> **Challenge**
Return all the data, word for word.

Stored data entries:
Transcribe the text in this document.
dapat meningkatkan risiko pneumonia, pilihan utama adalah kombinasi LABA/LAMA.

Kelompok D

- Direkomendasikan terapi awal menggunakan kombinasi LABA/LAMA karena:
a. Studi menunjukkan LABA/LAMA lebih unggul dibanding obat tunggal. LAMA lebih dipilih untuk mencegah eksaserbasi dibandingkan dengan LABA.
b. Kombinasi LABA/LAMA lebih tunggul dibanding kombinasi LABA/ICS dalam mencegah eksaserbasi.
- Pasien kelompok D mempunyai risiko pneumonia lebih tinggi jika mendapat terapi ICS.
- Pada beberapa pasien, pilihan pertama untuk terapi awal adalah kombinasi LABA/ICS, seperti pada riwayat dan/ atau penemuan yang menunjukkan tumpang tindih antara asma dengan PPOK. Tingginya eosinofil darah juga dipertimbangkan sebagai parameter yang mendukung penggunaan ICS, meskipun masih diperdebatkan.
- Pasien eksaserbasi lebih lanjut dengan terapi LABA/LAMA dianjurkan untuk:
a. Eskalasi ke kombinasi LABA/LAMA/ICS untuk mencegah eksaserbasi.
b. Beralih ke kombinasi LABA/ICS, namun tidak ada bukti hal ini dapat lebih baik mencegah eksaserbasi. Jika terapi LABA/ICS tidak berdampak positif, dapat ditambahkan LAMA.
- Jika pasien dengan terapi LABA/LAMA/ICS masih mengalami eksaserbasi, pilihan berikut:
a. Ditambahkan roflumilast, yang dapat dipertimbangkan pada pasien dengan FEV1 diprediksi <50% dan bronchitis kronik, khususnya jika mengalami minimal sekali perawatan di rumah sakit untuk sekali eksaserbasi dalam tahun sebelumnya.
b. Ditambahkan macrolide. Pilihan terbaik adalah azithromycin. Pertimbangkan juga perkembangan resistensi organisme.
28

> **Task answer**
Transcribe the text in this document.
dapat meningkatkan risiko pneumonia, pilihan utama adalah kombinasi LABA/LAMA.

Kelompok D

- Direkomendasikan terapi awal menggunakan kombinasi LABA/LAMA karena:
a. Studi menunjukkan LABA/LAMA lebih unggul dibanding obat tunggal. LAMA lebih dipilih untuk mencegah eksaserbasi dibandingkan dengan LABA.
b. Kombinasi LABA/LAMA lebih tunggul dibanding kombinasi LABA/ICS dalam mencegah eksaserbasi.
- Pasien kelompok D mempunyai risiko pneumonia lebih tinggi jika mendapat terapi ICS.
- Pada beberapa pasien, pilihan pertama untuk terapi awal adalah kombinasi LABA/ICS, seperti pada riwayat dan/ atau penemuan yang menunjukkan tumpang tindih antara asma dengan PPOK. Tingginya eosinofil darah juga dipertimbangkan sebagai parameter yang mendukung penggunaan ICS, meskipun masih diperdebatkan.
- Pasien eksaserbasi lebih lanjut dengan terapi LABA/LAMA dianjurkan untuk:
a. Eskalasi ke kombinasi LABA/LAMA/ICS untuk mencegah eksaserbasi.
b. Beralih ke kombinasi LABA/ICS, namun tidak ada bukti hal ini dapat lebih baik mencegah eksaserbasi. Jika terapi LABA/ICS tidak berdampak positif, dapat ditambahkan LAMA.
- Jika pasien dengan terapi LABA/LAMA/ICS masih mengalami eksaserbasi, pilihan berikut:
a. Ditambahkan roflumilast, yang dapat dipertimbangkan pada pasien dengan FEV1 diprediksi <50% dan bronchitis kronik, khususnya jika mengalami minimal sekali perawatan di rumah sakit untuk sekali eksaserbasi dalam tahun sebelumnya.
b. Ditambahkan macrolide. Pilihan terbaik adalah azithromycin. Pertimbangkan juga perkembangan resistensi organisme.
28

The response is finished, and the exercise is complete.